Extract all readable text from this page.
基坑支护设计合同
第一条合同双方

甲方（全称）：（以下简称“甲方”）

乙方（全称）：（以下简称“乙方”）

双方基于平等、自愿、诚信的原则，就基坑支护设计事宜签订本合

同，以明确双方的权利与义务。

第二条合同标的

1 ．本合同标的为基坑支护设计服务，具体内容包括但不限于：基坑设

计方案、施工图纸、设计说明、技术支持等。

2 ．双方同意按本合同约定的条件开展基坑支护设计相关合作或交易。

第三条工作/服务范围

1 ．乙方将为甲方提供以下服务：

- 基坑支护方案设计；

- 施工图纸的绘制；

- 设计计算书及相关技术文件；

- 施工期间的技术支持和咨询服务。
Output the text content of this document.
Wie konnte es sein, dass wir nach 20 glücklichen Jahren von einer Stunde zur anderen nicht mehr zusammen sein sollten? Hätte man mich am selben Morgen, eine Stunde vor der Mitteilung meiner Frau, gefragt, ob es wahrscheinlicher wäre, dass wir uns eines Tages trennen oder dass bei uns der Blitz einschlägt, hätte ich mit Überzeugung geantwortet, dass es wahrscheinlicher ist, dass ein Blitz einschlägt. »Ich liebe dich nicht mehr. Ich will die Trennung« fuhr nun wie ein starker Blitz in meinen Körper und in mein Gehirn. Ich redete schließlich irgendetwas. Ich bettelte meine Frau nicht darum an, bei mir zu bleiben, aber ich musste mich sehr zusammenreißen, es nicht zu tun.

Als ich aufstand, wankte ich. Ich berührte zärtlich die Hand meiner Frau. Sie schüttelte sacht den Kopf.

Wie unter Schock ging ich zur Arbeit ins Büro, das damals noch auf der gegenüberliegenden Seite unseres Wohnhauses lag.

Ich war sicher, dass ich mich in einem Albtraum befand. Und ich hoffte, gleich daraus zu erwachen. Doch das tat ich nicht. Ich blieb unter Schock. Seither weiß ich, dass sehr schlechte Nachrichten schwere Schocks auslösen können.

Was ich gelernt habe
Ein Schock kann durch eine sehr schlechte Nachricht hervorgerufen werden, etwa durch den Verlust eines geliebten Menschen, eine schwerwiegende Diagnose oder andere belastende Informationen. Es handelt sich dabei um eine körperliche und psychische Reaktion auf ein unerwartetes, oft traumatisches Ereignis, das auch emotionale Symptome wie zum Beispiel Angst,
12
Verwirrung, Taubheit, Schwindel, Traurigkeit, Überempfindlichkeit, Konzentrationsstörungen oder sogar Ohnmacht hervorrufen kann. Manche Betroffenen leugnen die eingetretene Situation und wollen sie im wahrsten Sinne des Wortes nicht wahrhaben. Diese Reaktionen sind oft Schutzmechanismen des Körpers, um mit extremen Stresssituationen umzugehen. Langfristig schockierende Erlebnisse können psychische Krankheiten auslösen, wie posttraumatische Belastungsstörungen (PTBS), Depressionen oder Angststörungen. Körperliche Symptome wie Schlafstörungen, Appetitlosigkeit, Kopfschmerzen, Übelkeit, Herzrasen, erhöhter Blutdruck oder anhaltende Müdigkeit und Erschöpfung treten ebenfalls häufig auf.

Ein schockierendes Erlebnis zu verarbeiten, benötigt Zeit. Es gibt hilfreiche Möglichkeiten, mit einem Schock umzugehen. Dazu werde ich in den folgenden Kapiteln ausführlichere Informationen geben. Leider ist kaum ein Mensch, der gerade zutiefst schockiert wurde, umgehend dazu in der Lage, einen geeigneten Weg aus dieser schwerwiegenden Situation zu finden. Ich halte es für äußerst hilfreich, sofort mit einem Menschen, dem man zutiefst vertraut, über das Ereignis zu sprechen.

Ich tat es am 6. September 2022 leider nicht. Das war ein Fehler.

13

What is expected :: Each record above should be returned exactly as it appears.

Reply ::
Extract all readable text from this page.
基坑支护设计合同
第一条合同双方

甲方（全称）：（以下简称“甲方”）

乙方（全称）：（以下简称“乙方”）

双方基于平等、自愿、诚信的原则，就基坑支护设计事宜签订本合

同，以明确双方的权利与义务。

第二条合同标的

1 ．本合同标的为基坑支护设计服务，具体内容包括但不限于：基坑设

计方案、施工图纸、设计说明、技术支持等。

2 ．双方同意按本合同约定的条件开展基坑支护设计相关合作或交易。

第三条工作/服务范围

1 ．乙方将为甲方提供以下服务：

- 基坑支护方案设计；

- 施工图纸的绘制；

- 设计计算书及相关技术文件；

- 施工期间的技术支持和咨询服务。
Output the text content of this document.
Wie konnte es sein, dass wir nach 20 glücklichen Jahren von einer Stunde zur anderen nicht mehr zusammen sein sollten? Hätte man mich am selben Morgen, eine Stunde vor der Mitteilung meiner Frau, gefragt, ob es wahrscheinlicher wäre, dass wir uns eines Tages trennen oder dass bei uns der Blitz einschlägt, hätte ich mit Überzeugung geantwortet, dass es wahrscheinlicher ist, dass ein Blitz einschlägt. »Ich liebe dich nicht mehr. Ich will die Trennung« fuhr nun wie ein starker Blitz in meinen Körper und in mein Gehirn. Ich redete schließlich irgendetwas. Ich bettelte meine Frau nicht darum an, bei mir zu bleiben, aber ich musste mich sehr zusammenreißen, es nicht zu tun.

Als ich aufstand, wankte ich. Ich berührte zärtlich die Hand meiner Frau. Sie schüttelte sacht den Kopf.

Wie unter Schock ging ich zur Arbeit ins Büro, das damals noch auf der gegenüberliegenden Seite unseres Wohnhauses lag.

Ich war sicher, dass ich mich in einem Albtraum befand. Und ich hoffte, gleich daraus zu erwachen. Doch das tat ich nicht. Ich blieb unter Schock. Seither weiß ich, dass sehr schlechte Nachrichten schwere Schocks auslösen können.

Was ich gelernt habe
Ein Schock kann durch eine sehr schlechte Nachricht hervorgerufen werden, etwa durch den Verlust eines geliebten Menschen, eine schwerwiegende Diagnose oder andere belastende Informationen. Es handelt sich dabei um eine körperliche und psychische Reaktion auf ein unerwartetes, oft traumatisches Ereignis, das auch emotionale Symptome wie zum Beispiel Angst,
12
Verwirrung, Taubheit, Schwindel, Traurigkeit, Überempfindlichkeit, Konzentrationsstörungen oder sogar Ohnmacht hervorrufen kann. Manche Betroffenen leugnen die eingetretene Situation und wollen sie im wahrsten Sinne des Wortes nicht wahrhaben. Diese Reaktionen sind oft Schutzmechanismen des Körpers, um mit extremen Stresssituationen umzugehen. Langfristig schockierende Erlebnisse können psychische Krankheiten auslösen, wie posttraumatische Belastungsstörungen (PTBS), Depressionen oder Angststörungen. Körperliche Symptome wie Schlafstörungen, Appetitlosigkeit, Kopfschmerzen, Übelkeit, Herzrasen, erhöhter Blutdruck oder anhaltende Müdigkeit und Erschöpfung treten ebenfalls häufig auf.

Ein schockierendes Erlebnis zu verarbeiten, benötigt Zeit. Es gibt hilfreiche Möglichkeiten, mit einem Schock umzugehen. Dazu werde ich in den folgenden Kapiteln ausführlichere Informationen geben. Leider ist kaum ein Mensch, der gerade zutiefst schockiert wurde, umgehend dazu in der Lage, einen geeigneten Weg aus dieser schwerwiegenden Situation zu finden. Ich halte es für äußerst hilfreich, sofort mit einem Menschen, dem man zutiefst vertraut, über das Ereignis zu sprechen.

Ich tat es am 6. September 2022 leider nicht. Das war ein Fehler.

13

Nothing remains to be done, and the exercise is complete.